■ Problem
Copy out the records in full, word for word, without pictures.

■ Supplied entries
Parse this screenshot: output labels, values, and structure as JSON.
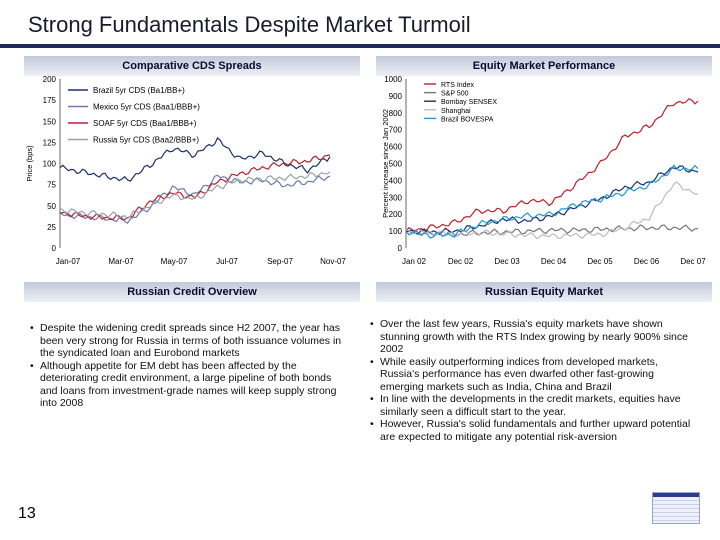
{
  "slide": {
    "title": "Strong Fundamentals Despite Market Turmoil",
    "page_number": "13"
  },
  "panels": {
    "cds_header": "Comparative CDS Spreads",
    "equity_header": "Equity Market Performance",
    "credit_header": "Russian Credit Overview",
    "equity_text_header": "Russian Equity Market"
  },
  "credit_bullets": [
    "Despite the widening credit spreads since H2 2007, the year has been very strong for Russia in terms of both issuance volumes in the syndicated loan and Eurobond markets",
    "Although appetite for EM debt has been affected by the deteriorating credit environment, a large pipeline of both bonds and loans from investment-grade names will keep supply strong into 2008"
  ],
  "equity_bullets": [
    "Over the last few years, Russia's equity markets have shown stunning growth with the RTS Index growing by nearly 900% since 2002",
    "While easily outperforming indices from developed markets, Russia's performance has even dwarfed other fast-growing emerging markets such as India, China and Brazil",
    "In line with the developments in the credit markets, equities have similarly seen a difficult start to the year.",
    "However, Russia's solid fundamentals and further upward potential are expected to mitigate any potential risk-aversion"
  ],
  "chart_data": [
    {
      "type": "line",
      "ylabel": "Price (bps)",
      "ylim": [
        0,
        200
      ],
      "yticks": [
        0,
        25,
        50,
        75,
        100,
        125,
        150,
        175,
        200
      ],
      "xlim": [
        "2007-01",
        "2009-01"
      ],
      "xticks": [
        "Jan-07",
        "Mar-07",
        "May-07",
        "Jul-07",
        "Sep-07",
        "Nov-07",
        "Jan-08"
      ],
      "legend": "top-left",
      "series": [
        {
          "name": "Brazil 5yr CDS (Ba1/BB+)",
          "color": "#1f2f6e",
          "x": [
            0,
            1,
            2,
            3,
            4,
            5,
            6,
            7,
            8,
            9,
            10,
            11,
            12
          ],
          "values": [
            95,
            90,
            85,
            80,
            98,
            118,
            110,
            128,
            105,
            112,
            100,
            92,
            108
          ]
        },
        {
          "name": "Mexico 5yr CDS (Baa1/BBB+)",
          "color": "#6a7cae",
          "x": [
            0,
            1,
            2,
            3,
            4,
            5,
            6,
            7,
            8,
            9,
            10,
            11,
            12
          ],
          "values": [
            40,
            37,
            35,
            32,
            48,
            72,
            63,
            85,
            78,
            80,
            74,
            78,
            85
          ]
        },
        {
          "name": "SOAF 5yr CDS (Baa1/BBB+)",
          "color": "#b8232b",
          "x": [
            0,
            1,
            2,
            3,
            4,
            5,
            6,
            7,
            8,
            9,
            10,
            11,
            12
          ],
          "values": [
            42,
            38,
            36,
            35,
            55,
            65,
            60,
            78,
            88,
            95,
            100,
            103,
            110
          ]
        },
        {
          "name": "Russia 5yr CDS (Baa2/BBB+)",
          "color": "#9aa0a8",
          "x": [
            0,
            1,
            2,
            3,
            4,
            5,
            6,
            7,
            8,
            9,
            10,
            11,
            12
          ],
          "values": [
            45,
            42,
            40,
            37,
            50,
            62,
            58,
            72,
            80,
            82,
            83,
            85,
            90
          ]
        }
      ]
    },
    {
      "type": "line",
      "ylabel": "Percent increase since Jan 2002",
      "ylim": [
        0,
        1000
      ],
      "yticks": [
        0,
        100,
        200,
        300,
        400,
        500,
        600,
        700,
        800,
        900,
        1000
      ],
      "xticks": [
        "Jan 02",
        "Dec 02",
        "Dec 03",
        "Dec 04",
        "Dec 05",
        "Dec 06",
        "Dec 07"
      ],
      "legend": "top-right",
      "series": [
        {
          "name": "RTS Index",
          "color": "#c0202a",
          "x": [
            0,
            0.5,
            1,
            1.5,
            2,
            2.5,
            3,
            3.5,
            4,
            4.5,
            5,
            5.5,
            6
          ],
          "values": [
            100,
            120,
            150,
            220,
            220,
            280,
            270,
            380,
            500,
            660,
            720,
            860,
            870
          ]
        },
        {
          "name": "S&P 500",
          "color": "#777777",
          "x": [
            0,
            0.5,
            1,
            1.5,
            2,
            2.5,
            3,
            3.5,
            4,
            4.5,
            5,
            5.5,
            6
          ],
          "values": [
            100,
            85,
            80,
            90,
            95,
            100,
            105,
            105,
            110,
            115,
            120,
            120,
            115
          ]
        },
        {
          "name": "Bombay SENSEX",
          "color": "#1f2f6e",
          "x": [
            0,
            0.5,
            1,
            1.5,
            2,
            2.5,
            3,
            3.5,
            4,
            4.5,
            5,
            5.5,
            6
          ],
          "values": [
            100,
            95,
            100,
            130,
            170,
            160,
            190,
            240,
            290,
            360,
            390,
            480,
            450
          ]
        },
        {
          "name": "Shanghai",
          "color": "#b8bcc4",
          "x": [
            0,
            0.5,
            1,
            1.5,
            2,
            2.5,
            3,
            3.5,
            4,
            4.5,
            5,
            5.5,
            6
          ],
          "values": [
            100,
            90,
            85,
            90,
            85,
            75,
            70,
            75,
            80,
            120,
            180,
            380,
            320
          ]
        },
        {
          "name": "Brazil BOVESPA",
          "color": "#1a9ad6",
          "x": [
            0,
            0.5,
            1,
            1.5,
            2,
            2.5,
            3,
            3.5,
            4,
            4.5,
            5,
            5.5,
            6
          ],
          "values": [
            100,
            75,
            80,
            140,
            170,
            190,
            200,
            260,
            290,
            330,
            370,
            470,
            470
          ]
        }
      ]
    }
  ]
}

■ Solution to this exercise
Parse this screenshot: output labels, values, and structure as JSON.
{
  "slide": {
    "title": "Strong Fundamentals Despite Market Turmoil",
    "page_number": "13"
  },
  "panels": {
    "cds_header": "Comparative CDS Spreads",
    "equity_header": "Equity Market Performance",
    "credit_header": "Russian Credit Overview",
    "equity_text_header": "Russian Equity Market"
  },
  "credit_bullets": [
    "Despite the widening credit spreads since H2 2007, the year has been very strong for Russia in terms of both issuance volumes in the syndicated loan and Eurobond markets",
    "Although appetite for EM debt has been affected by the deteriorating credit environment, a large pipeline of both bonds and loans from investment-grade names will keep supply strong into 2008"
  ],
  "equity_bullets": [
    "Over the last few years, Russia's equity markets have shown stunning growth with the RTS Index growing by nearly 900% since 2002",
    "While easily outperforming indices from developed markets, Russia's performance has even dwarfed other fast-growing emerging markets such as India, China and Brazil",
    "In line with the developments in the credit markets, equities have similarly seen a difficult start to the year.",
    "However, Russia's solid fundamentals and further upward potential are expected to mitigate any potential risk-aversion"
  ],
  "chart_data": [
    {
      "type": "line",
      "ylabel": "Price (bps)",
      "ylim": [
        0,
        200
      ],
      "yticks": [
        0,
        25,
        50,
        75,
        100,
        125,
        150,
        175,
        200
      ],
      "xlim": [
        "2007-01",
        "2009-01"
      ],
      "xticks": [
        "Jan-07",
        "Mar-07",
        "May-07",
        "Jul-07",
        "Sep-07",
        "Nov-07",
        "Jan-08"
      ],
      "legend": "top-left",
      "series": [
        {
          "name": "Brazil 5yr CDS (Ba1/BB+)",
          "color": "#1f2f6e",
          "x": [
            0,
            1,
            2,
            3,
            4,
            5,
            6,
            7,
            8,
            9,
            10,
            11,
            12
          ],
          "values": [
            95,
            90,
            85,
            80,
            98,
            118,
            110,
            128,
            105,
            112,
            100,
            92,
            108
          ]
        },
        {
          "name": "Mexico 5yr CDS (Baa1/BBB+)",
          "color": "#6a7cae",
          "x": [
            0,
            1,
            2,
            3,
            4,
            5,
            6,
            7,
            8,
            9,
            10,
            11,
            12
          ],
          "values": [
            40,
            37,
            35,
            32,
            48,
            72,
            63,
            85,
            78,
            80,
            74,
            78,
            85
          ]
        },
        {
          "name": "SOAF 5yr CDS (Baa1/BBB+)",
          "color": "#b8232b",
          "x": [
            0,
            1,
            2,
            3,
            4,
            5,
            6,
            7,
            8,
            9,
            10,
            11,
            12
          ],
          "values": [
            42,
            38,
            36,
            35,
            55,
            65,
            60,
            78,
            88,
            95,
            100,
            103,
            110
          ]
        },
        {
          "name": "Russia 5yr CDS (Baa2/BBB+)",
          "color": "#9aa0a8",
          "x": [
            0,
            1,
            2,
            3,
            4,
            5,
            6,
            7,
            8,
            9,
            10,
            11,
            12
          ],
          "values": [
            45,
            42,
            40,
            37,
            50,
            62,
            58,
            72,
            80,
            82,
            83,
            85,
            90
          ]
        }
      ]
    },
    {
      "type": "line",
      "ylabel": "Percent increase since Jan 2002",
      "ylim": [
        0,
        1000
      ],
      "yticks": [
        0,
        100,
        200,
        300,
        400,
        500,
        600,
        700,
        800,
        900,
        1000
      ],
      "xticks": [
        "Jan 02",
        "Dec 02",
        "Dec 03",
        "Dec 04",
        "Dec 05",
        "Dec 06",
        "Dec 07"
      ],
      "legend": "top-right",
      "series": [
        {
          "name": "RTS Index",
          "color": "#c0202a",
          "x": [
            0,
            0.5,
            1,
            1.5,
            2,
            2.5,
            3,
            3.5,
            4,
            4.5,
            5,
            5.5,
            6
          ],
          "values": [
            100,
            120,
            150,
            220,
            220,
            280,
            270,
            380,
            500,
            660,
            720,
            860,
            870
          ]
        },
        {
          "name": "S&P 500",
          "color": "#777777",
          "x": [
            0,
            0.5,
            1,
            1.5,
            2,
            2.5,
            3,
            3.5,
            4,
            4.5,
            5,
            5.5,
            6
          ],
          "values": [
            100,
            85,
            80,
            90,
            95,
            100,
            105,
            105,
            110,
            115,
            120,
            120,
            115
          ]
        },
        {
          "name": "Bombay SENSEX",
          "color": "#1f2f6e",
          "x": [
            0,
            0.5,
            1,
            1.5,
            2,
            2.5,
            3,
            3.5,
            4,
            4.5,
            5,
            5.5,
            6
          ],
          "values": [
            100,
            95,
            100,
            130,
            170,
            160,
            190,
            240,
            290,
            360,
            390,
            480,
            450
          ]
        },
        {
          "name": "Shanghai",
          "color": "#b8bcc4",
          "x": [
            0,
            0.5,
            1,
            1.5,
            2,
            2.5,
            3,
            3.5,
            4,
            4.5,
            5,
            5.5,
            6
          ],
          "values": [
            100,
            90,
            85,
            90,
            85,
            75,
            70,
            75,
            80,
            120,
            180,
            380,
            320
          ]
        },
        {
          "name": "Brazil BOVESPA",
          "color": "#1a9ad6",
          "x": [
            0,
            0.5,
            1,
            1.5,
            2,
            2.5,
            3,
            3.5,
            4,
            4.5,
            5,
            5.5,
            6
          ],
          "values": [
            100,
            75,
            80,
            140,
            170,
            190,
            200,
            260,
            290,
            330,
            370,
            470,
            470
          ]
        }
      ]
    }
  ]
}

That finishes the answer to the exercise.